# Rows:

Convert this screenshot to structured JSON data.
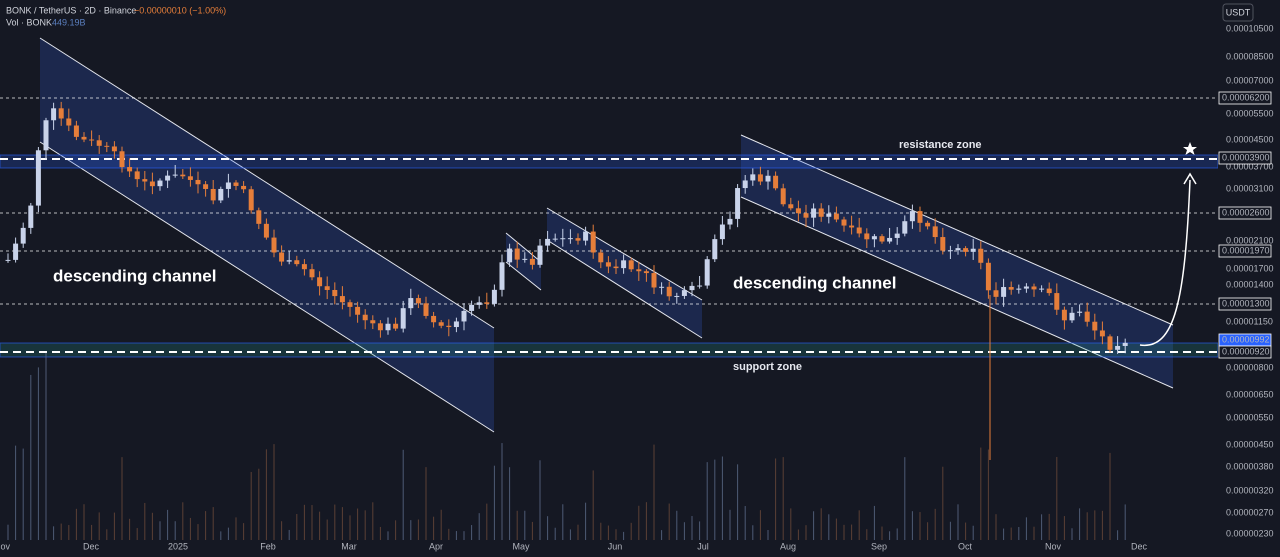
{
  "header": {
    "symbol": "BONK / TetherUS · 2D · Binance",
    "change": "−0.00000010 (−1.00%)",
    "volume_label": "Vol · BONK",
    "volume_value": "449.19B"
  },
  "currency": "USDT",
  "price_labels": [
    "0.00010500",
    "0.00008500",
    "0.00007000",
    "0.00005500",
    "0.00004500",
    "0.00003700",
    "0.00003100",
    "0.00002100",
    "0.00001700",
    "0.00001400",
    "0.00001150",
    "0.00000800",
    "0.00000650",
    "0.00000550",
    "0.00000450",
    "0.00000380",
    "0.00000320",
    "0.00000270",
    "0.00000230"
  ],
  "price_levels": [
    "0.00006200",
    "0.00003900",
    "0.00002600",
    "0.00001970",
    "0.00001300",
    "0.00000992",
    "0.00000920"
  ],
  "time_labels": [
    "Nov",
    "Dec",
    "2025",
    "Feb",
    "Mar",
    "Apr",
    "May",
    "Jun",
    "Jul",
    "Aug",
    "Sep",
    "Oct",
    "Nov",
    "Dec"
  ],
  "annotations": {
    "channel_left": "descending channel",
    "channel_right": "descending channel",
    "resistance": "resistance zone",
    "support": "support zone"
  }
}
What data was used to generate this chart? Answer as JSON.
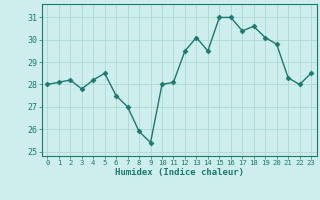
{
  "x": [
    0,
    1,
    2,
    3,
    4,
    5,
    6,
    7,
    8,
    9,
    10,
    11,
    12,
    13,
    14,
    15,
    16,
    17,
    18,
    19,
    20,
    21,
    22,
    23
  ],
  "y": [
    28.0,
    28.1,
    28.2,
    27.8,
    28.2,
    28.5,
    27.5,
    27.0,
    25.9,
    25.4,
    28.0,
    28.1,
    29.5,
    30.1,
    29.5,
    31.0,
    31.0,
    30.4,
    30.6,
    30.1,
    29.8,
    28.3,
    28.0,
    28.5
  ],
  "line_color": "#1a7a6e",
  "marker": "D",
  "marker_size": 2.5,
  "bg_color": "#ceeeed",
  "grid_color": "#aed8d5",
  "ylabel_values": [
    25,
    26,
    27,
    28,
    29,
    30,
    31
  ],
  "xlabel": "Humidex (Indice chaleur)",
  "ylim": [
    24.8,
    31.6
  ],
  "xlim": [
    -0.5,
    23.5
  ],
  "tick_color": "#1a7a6e",
  "label_color": "#1a7a6e"
}
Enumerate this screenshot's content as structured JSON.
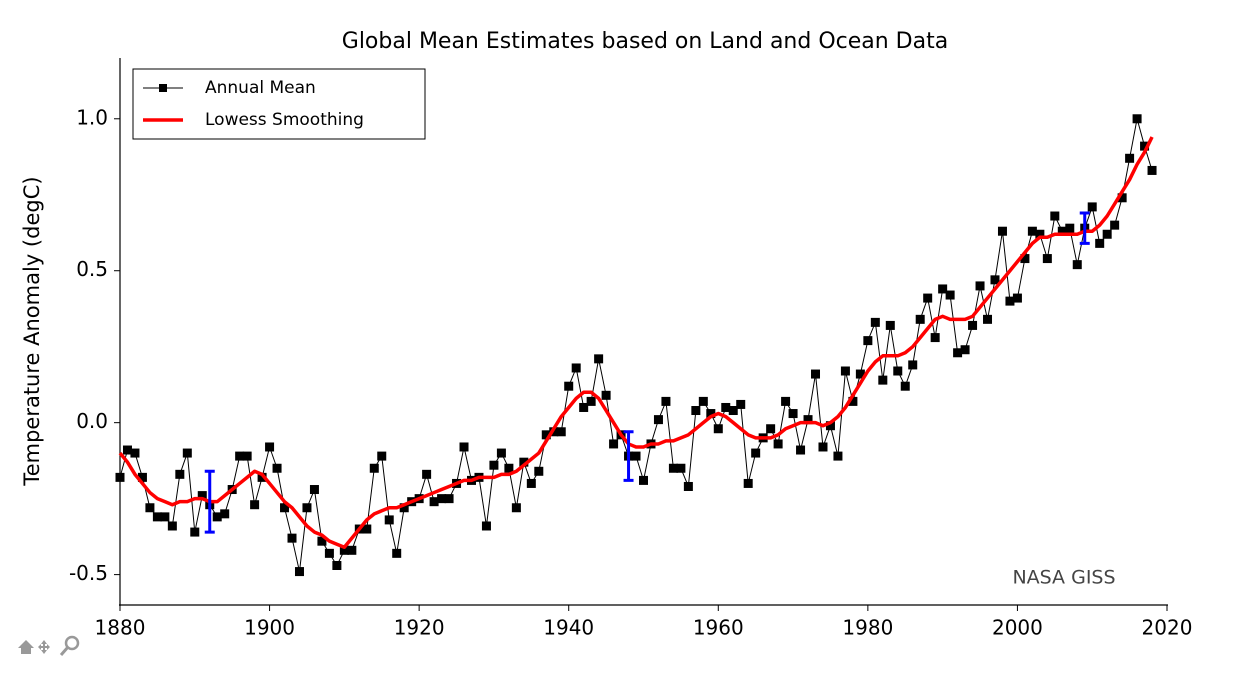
{
  "chart_data": {
    "type": "line",
    "title": "Global Mean Estimates based on Land and Ocean Data",
    "y_label": "Temperature Anomaly (degC)",
    "annotation": "NASA GISS",
    "legend": "upper left",
    "xlim": [
      1880,
      2020
    ],
    "xticks": [
      1880,
      1900,
      1920,
      1940,
      1960,
      1980,
      2000,
      2020
    ],
    "ylim": [
      -0.6,
      1.2
    ],
    "yticks": [
      -0.5,
      {
        "value": 0,
        "label": "0.0"
      },
      0.5,
      {
        "value": 1,
        "label": "1.0"
      }
    ],
    "x": [
      1880,
      1881,
      1882,
      1883,
      1884,
      1885,
      1886,
      1887,
      1888,
      1889,
      1890,
      1891,
      1892,
      1893,
      1894,
      1895,
      1896,
      1897,
      1898,
      1899,
      1900,
      1901,
      1902,
      1903,
      1904,
      1905,
      1906,
      1907,
      1908,
      1909,
      1910,
      1911,
      1912,
      1913,
      1914,
      1915,
      1916,
      1917,
      1918,
      1919,
      1920,
      1921,
      1922,
      1923,
      1924,
      1925,
      1926,
      1927,
      1928,
      1929,
      1930,
      1931,
      1932,
      1933,
      1934,
      1935,
      1936,
      1937,
      1938,
      1939,
      1940,
      1941,
      1942,
      1943,
      1944,
      1945,
      1946,
      1947,
      1948,
      1949,
      1950,
      1951,
      1952,
      1953,
      1954,
      1955,
      1956,
      1957,
      1958,
      1959,
      1960,
      1961,
      1962,
      1963,
      1964,
      1965,
      1966,
      1967,
      1968,
      1969,
      1970,
      1971,
      1972,
      1973,
      1974,
      1975,
      1976,
      1977,
      1978,
      1979,
      1980,
      1981,
      1982,
      1983,
      1984,
      1985,
      1986,
      1987,
      1988,
      1989,
      1990,
      1991,
      1992,
      1993,
      1994,
      1995,
      1996,
      1997,
      1998,
      1999,
      2000,
      2001,
      2002,
      2003,
      2004,
      2005,
      2006,
      2007,
      2008,
      2009,
      2010,
      2011,
      2012,
      2013,
      2014,
      2015,
      2016,
      2017,
      2018
    ],
    "series": [
      {
        "name": "Annual Mean",
        "color": "#000000",
        "marker": "square",
        "values": [
          -0.18,
          -0.09,
          -0.1,
          -0.18,
          -0.28,
          -0.31,
          -0.31,
          -0.34,
          -0.17,
          -0.1,
          -0.36,
          -0.24,
          -0.27,
          -0.31,
          -0.3,
          -0.22,
          -0.11,
          -0.11,
          -0.27,
          -0.18,
          -0.08,
          -0.15,
          -0.28,
          -0.38,
          -0.49,
          -0.28,
          -0.22,
          -0.39,
          -0.43,
          -0.47,
          -0.42,
          -0.42,
          -0.35,
          -0.35,
          -0.15,
          -0.11,
          -0.32,
          -0.43,
          -0.28,
          -0.26,
          -0.25,
          -0.17,
          -0.26,
          -0.25,
          -0.25,
          -0.2,
          -0.08,
          -0.19,
          -0.18,
          -0.34,
          -0.14,
          -0.1,
          -0.15,
          -0.28,
          -0.13,
          -0.2,
          -0.16,
          -0.04,
          -0.03,
          -0.03,
          0.12,
          0.18,
          0.05,
          0.07,
          0.21,
          0.09,
          -0.07,
          -0.04,
          -0.11,
          -0.11,
          -0.19,
          -0.07,
          0.01,
          0.07,
          -0.15,
          -0.15,
          -0.21,
          0.04,
          0.07,
          0.03,
          -0.02,
          0.05,
          0.04,
          0.06,
          -0.2,
          -0.1,
          -0.05,
          -0.02,
          -0.07,
          0.07,
          0.03,
          -0.09,
          0.01,
          0.16,
          -0.08,
          -0.01,
          -0.11,
          0.17,
          0.07,
          0.16,
          0.27,
          0.33,
          0.14,
          0.32,
          0.17,
          0.12,
          0.19,
          0.34,
          0.41,
          0.28,
          0.44,
          0.42,
          0.23,
          0.24,
          0.32,
          0.45,
          0.34,
          0.47,
          0.63,
          0.4,
          0.41,
          0.54,
          0.63,
          0.62,
          0.54,
          0.68,
          0.63,
          0.64,
          0.52,
          0.64,
          0.71,
          0.59,
          0.62,
          0.65,
          0.74,
          0.87,
          1.0,
          0.91,
          0.83
        ]
      },
      {
        "name": "Lowess Smoothing",
        "color": "#ff0000",
        "values": [
          -0.1,
          -0.13,
          -0.17,
          -0.2,
          -0.23,
          -0.25,
          -0.26,
          -0.27,
          -0.26,
          -0.26,
          -0.25,
          -0.25,
          -0.26,
          -0.26,
          -0.24,
          -0.22,
          -0.2,
          -0.18,
          -0.16,
          -0.17,
          -0.2,
          -0.23,
          -0.26,
          -0.28,
          -0.31,
          -0.34,
          -0.36,
          -0.37,
          -0.39,
          -0.4,
          -0.41,
          -0.38,
          -0.35,
          -0.32,
          -0.3,
          -0.29,
          -0.28,
          -0.28,
          -0.27,
          -0.26,
          -0.25,
          -0.24,
          -0.23,
          -0.22,
          -0.21,
          -0.2,
          -0.19,
          -0.19,
          -0.18,
          -0.18,
          -0.18,
          -0.17,
          -0.17,
          -0.16,
          -0.14,
          -0.12,
          -0.1,
          -0.06,
          -0.02,
          0.02,
          0.05,
          0.08,
          0.1,
          0.1,
          0.08,
          0.04,
          0.0,
          -0.04,
          -0.07,
          -0.08,
          -0.08,
          -0.07,
          -0.07,
          -0.06,
          -0.06,
          -0.05,
          -0.04,
          -0.02,
          0.0,
          0.02,
          0.03,
          0.02,
          0.0,
          -0.02,
          -0.04,
          -0.05,
          -0.05,
          -0.05,
          -0.04,
          -0.02,
          -0.01,
          0.0,
          0.0,
          0.0,
          -0.01,
          0.0,
          0.02,
          0.05,
          0.09,
          0.13,
          0.17,
          0.2,
          0.22,
          0.22,
          0.22,
          0.23,
          0.25,
          0.28,
          0.31,
          0.34,
          0.35,
          0.34,
          0.34,
          0.34,
          0.35,
          0.38,
          0.41,
          0.44,
          0.47,
          0.5,
          0.53,
          0.56,
          0.59,
          0.61,
          0.61,
          0.62,
          0.62,
          0.62,
          0.62,
          0.63,
          0.63,
          0.65,
          0.68,
          0.72,
          0.76,
          0.8,
          0.85,
          0.89,
          0.94
        ]
      }
    ],
    "error_bars": {
      "color": "#0000ff",
      "x": [
        1892,
        1948,
        2009
      ],
      "values": [
        -0.26,
        -0.11,
        0.64
      ],
      "errors": [
        0.1,
        0.08,
        0.05
      ]
    }
  }
}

# Exercise brief:
Search the data above for the string "BONK" and copy each line that has it.

# Full output:
    "symbol": "BONK / TetherUS · 2D · Binance",
    "volume_label": "Vol · BONK",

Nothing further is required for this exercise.